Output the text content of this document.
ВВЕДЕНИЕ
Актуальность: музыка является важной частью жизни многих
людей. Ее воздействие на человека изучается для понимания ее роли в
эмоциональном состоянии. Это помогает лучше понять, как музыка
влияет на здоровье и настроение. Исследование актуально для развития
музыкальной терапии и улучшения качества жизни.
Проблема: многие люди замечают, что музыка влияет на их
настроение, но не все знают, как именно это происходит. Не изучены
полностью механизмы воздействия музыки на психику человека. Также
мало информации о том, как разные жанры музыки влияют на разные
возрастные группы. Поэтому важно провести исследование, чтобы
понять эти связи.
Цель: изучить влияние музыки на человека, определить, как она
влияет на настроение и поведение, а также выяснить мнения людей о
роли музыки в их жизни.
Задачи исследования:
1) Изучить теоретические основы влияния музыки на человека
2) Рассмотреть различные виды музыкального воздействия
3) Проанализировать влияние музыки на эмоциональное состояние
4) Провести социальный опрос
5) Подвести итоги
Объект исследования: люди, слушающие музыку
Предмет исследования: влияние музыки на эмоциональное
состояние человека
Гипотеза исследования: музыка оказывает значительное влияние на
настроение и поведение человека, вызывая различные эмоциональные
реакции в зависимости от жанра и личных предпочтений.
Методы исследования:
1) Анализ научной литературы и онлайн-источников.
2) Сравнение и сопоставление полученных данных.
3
::::
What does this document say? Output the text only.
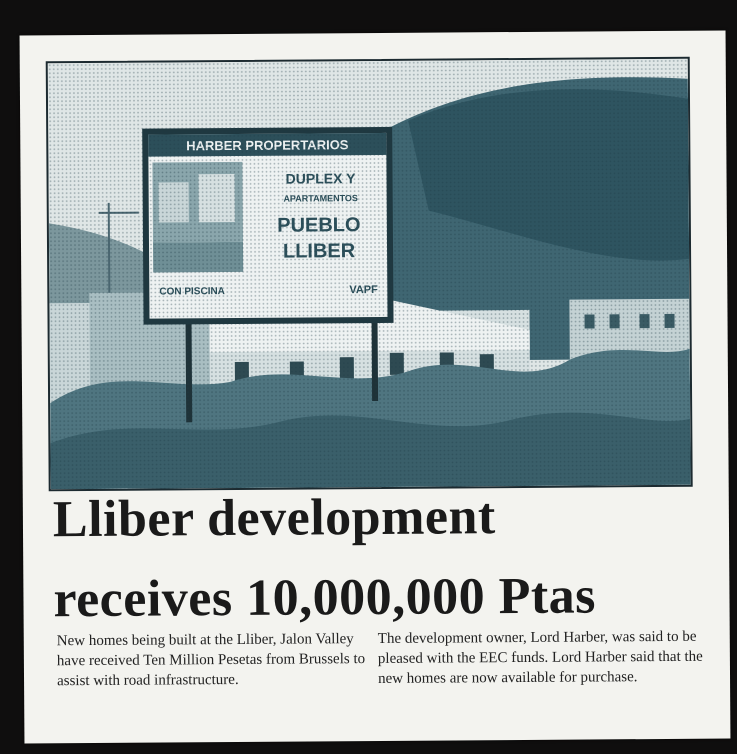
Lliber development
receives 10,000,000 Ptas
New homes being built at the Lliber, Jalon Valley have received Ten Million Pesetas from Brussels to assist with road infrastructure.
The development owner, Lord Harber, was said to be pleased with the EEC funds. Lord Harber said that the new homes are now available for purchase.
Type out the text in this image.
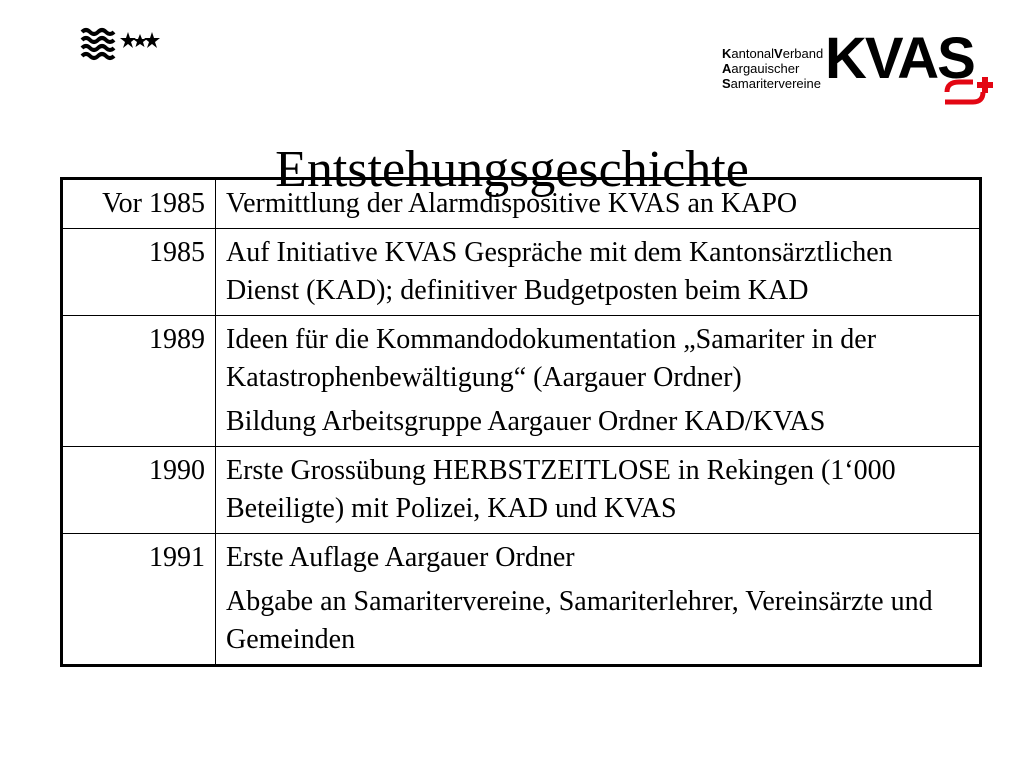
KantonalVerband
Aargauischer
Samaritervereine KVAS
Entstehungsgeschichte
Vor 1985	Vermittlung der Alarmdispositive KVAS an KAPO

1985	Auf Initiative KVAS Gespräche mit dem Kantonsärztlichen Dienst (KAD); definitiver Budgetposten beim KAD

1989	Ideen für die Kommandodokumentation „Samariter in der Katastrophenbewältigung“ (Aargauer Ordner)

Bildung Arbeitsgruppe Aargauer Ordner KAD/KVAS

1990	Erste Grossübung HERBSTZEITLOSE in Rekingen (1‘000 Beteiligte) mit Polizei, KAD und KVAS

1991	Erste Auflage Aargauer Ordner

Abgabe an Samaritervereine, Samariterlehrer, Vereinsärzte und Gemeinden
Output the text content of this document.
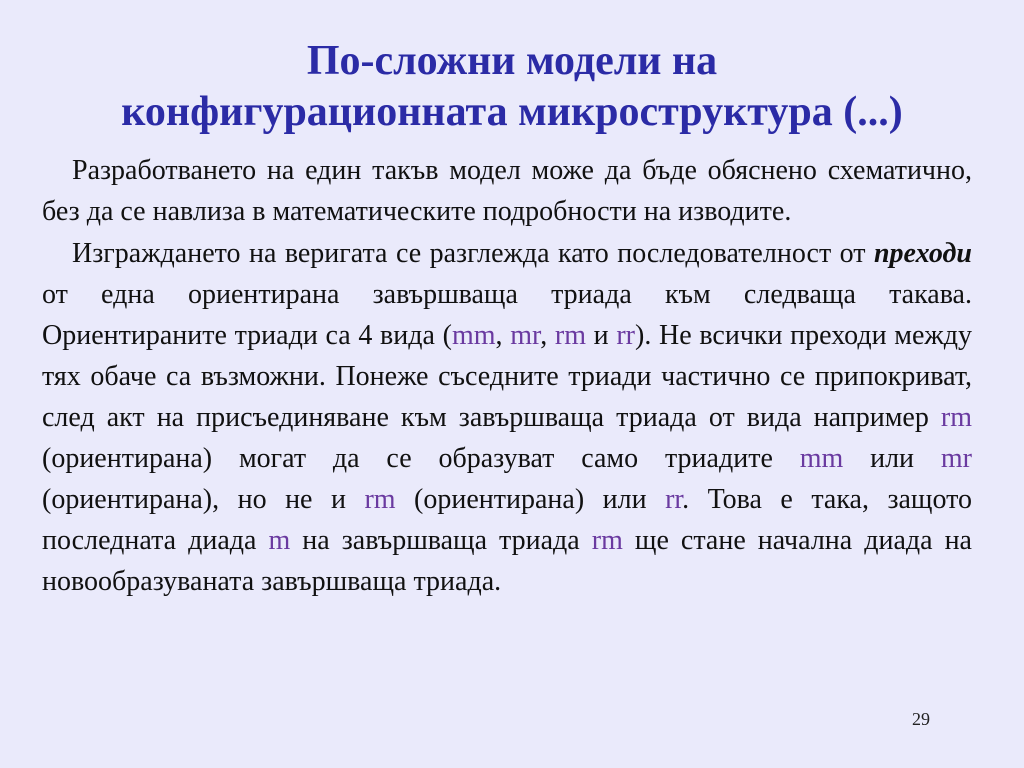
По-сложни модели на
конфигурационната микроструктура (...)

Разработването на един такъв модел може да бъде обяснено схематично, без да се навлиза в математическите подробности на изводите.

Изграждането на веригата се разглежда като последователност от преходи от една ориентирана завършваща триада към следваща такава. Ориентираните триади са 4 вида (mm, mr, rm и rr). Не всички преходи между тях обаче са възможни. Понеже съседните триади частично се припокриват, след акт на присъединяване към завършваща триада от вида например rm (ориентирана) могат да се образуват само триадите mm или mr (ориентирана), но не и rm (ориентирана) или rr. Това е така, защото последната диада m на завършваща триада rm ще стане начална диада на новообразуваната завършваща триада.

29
::::
Exercise instructions: Within the listing above, copy each line that has the string "поведение".

Exercise result:
влияет на настроение и поведение, а также выяснить мнения людей о
настроение и поведение человека, вызывая различные эмоциональные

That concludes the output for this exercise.